──────── LISTED RECORDS ────────

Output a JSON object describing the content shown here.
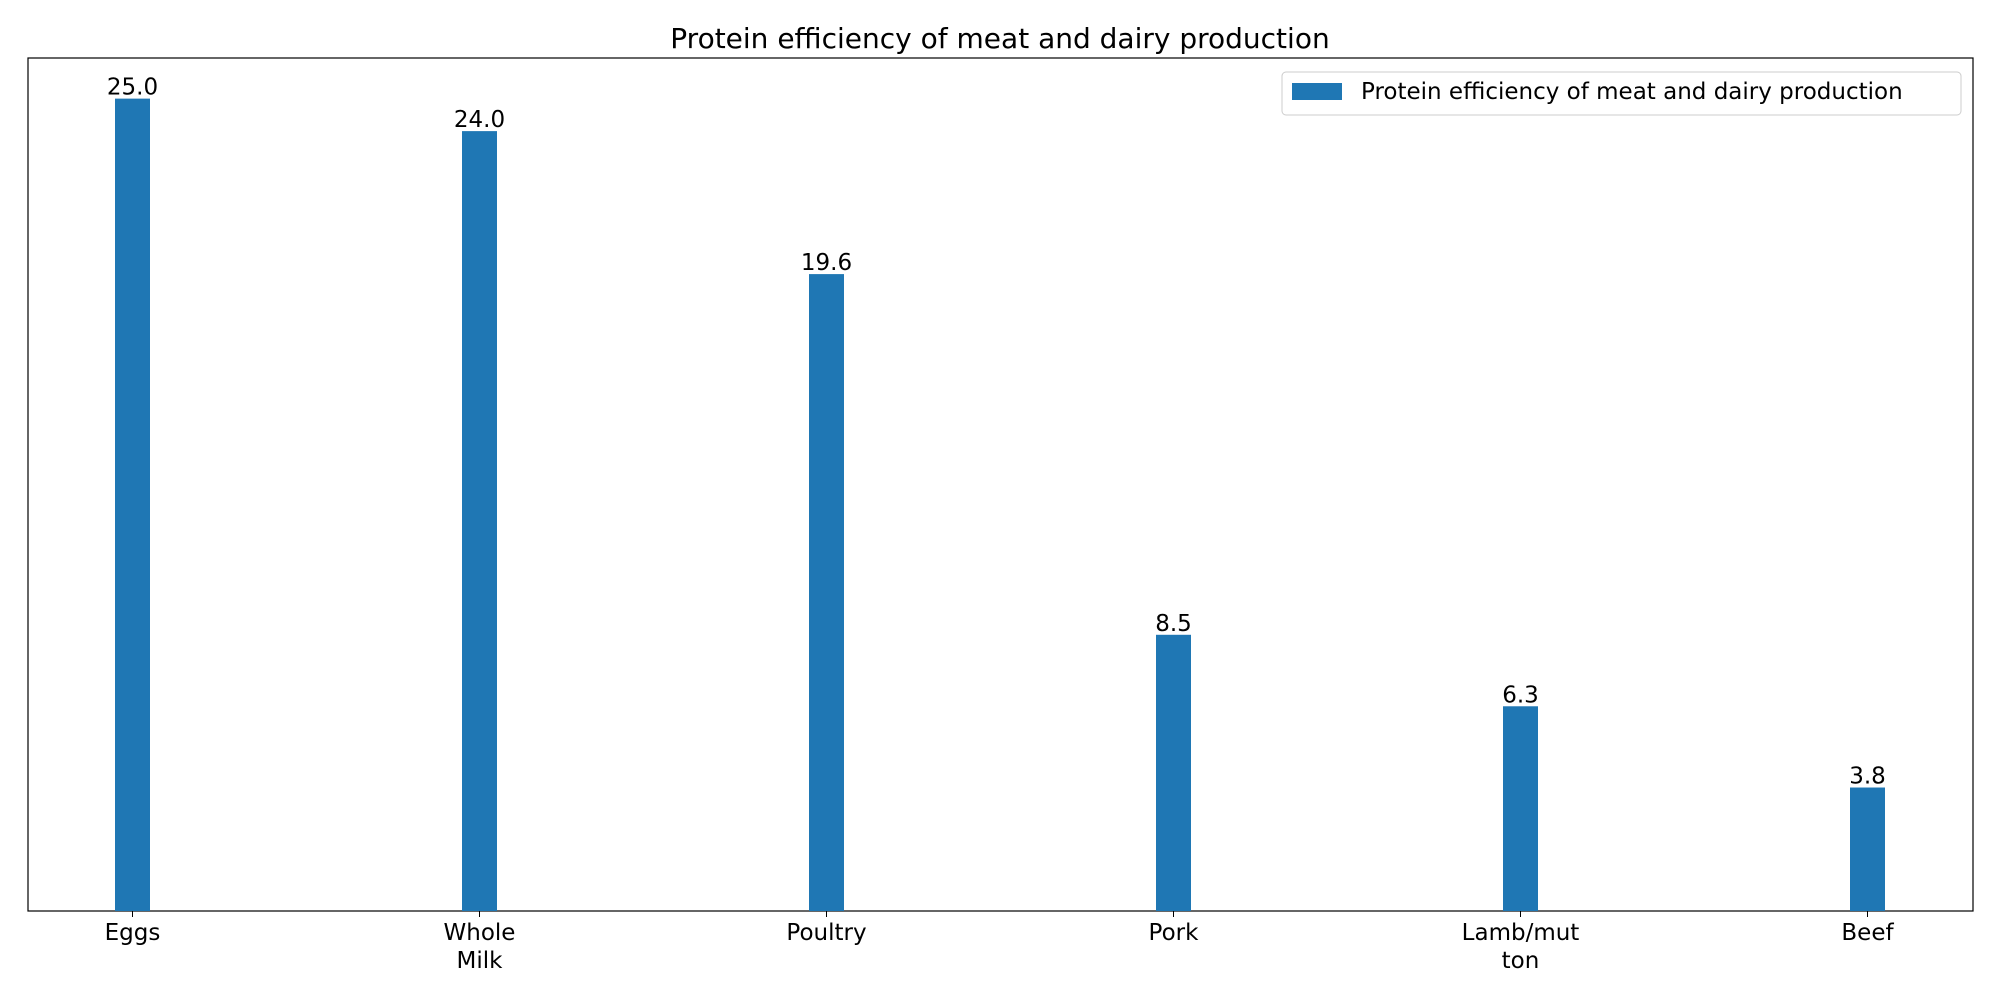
{
  "chart_data": {
    "type": "bar",
    "title": "Protein efficiency of meat and dairy production",
    "xlabel": "",
    "ylabel": "",
    "categories": [
      [
        "Eggs"
      ],
      [
        "Whole",
        "Milk"
      ],
      [
        "Poultry"
      ],
      [
        "Pork"
      ],
      [
        "Lamb/mut",
        "ton"
      ],
      [
        "Beef"
      ]
    ],
    "series": [
      {
        "name": "Protein efficiency of meat and dairy production",
        "color": "#1f77b4",
        "values": [
          25.0,
          24.0,
          19.6,
          8.5,
          6.3,
          3.8
        ],
        "value_labels": [
          "25.0",
          "24.0",
          "19.6",
          "8.5",
          "6.3",
          "3.8"
        ]
      }
    ],
    "ylim": [
      0,
      26.25
    ],
    "y_axis_visible": false,
    "grid": false,
    "legend_position": "top-right"
  }
}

────────

*EXERCISE AIM*
Your copy should match every record exactly and contain no pictures.

*ANSWER FOR THIS EXERCISE*
Output a JSON object describing the content shown here.
{
  "chart_data": {
    "type": "bar",
    "title": "Protein efficiency of meat and dairy production",
    "xlabel": "",
    "ylabel": "",
    "categories": [
      [
        "Eggs"
      ],
      [
        "Whole",
        "Milk"
      ],
      [
        "Poultry"
      ],
      [
        "Pork"
      ],
      [
        "Lamb/mut",
        "ton"
      ],
      [
        "Beef"
      ]
    ],
    "series": [
      {
        "name": "Protein efficiency of meat and dairy production",
        "color": "#1f77b4",
        "values": [
          25.0,
          24.0,
          19.6,
          8.5,
          6.3,
          3.8
        ],
        "value_labels": [
          "25.0",
          "24.0",
          "19.6",
          "8.5",
          "6.3",
          "3.8"
        ]
      }
    ],
    "ylim": [
      0,
      26.25
    ],
    "y_axis_visible": false,
    "grid": false,
    "legend_position": "top-right"
  }
}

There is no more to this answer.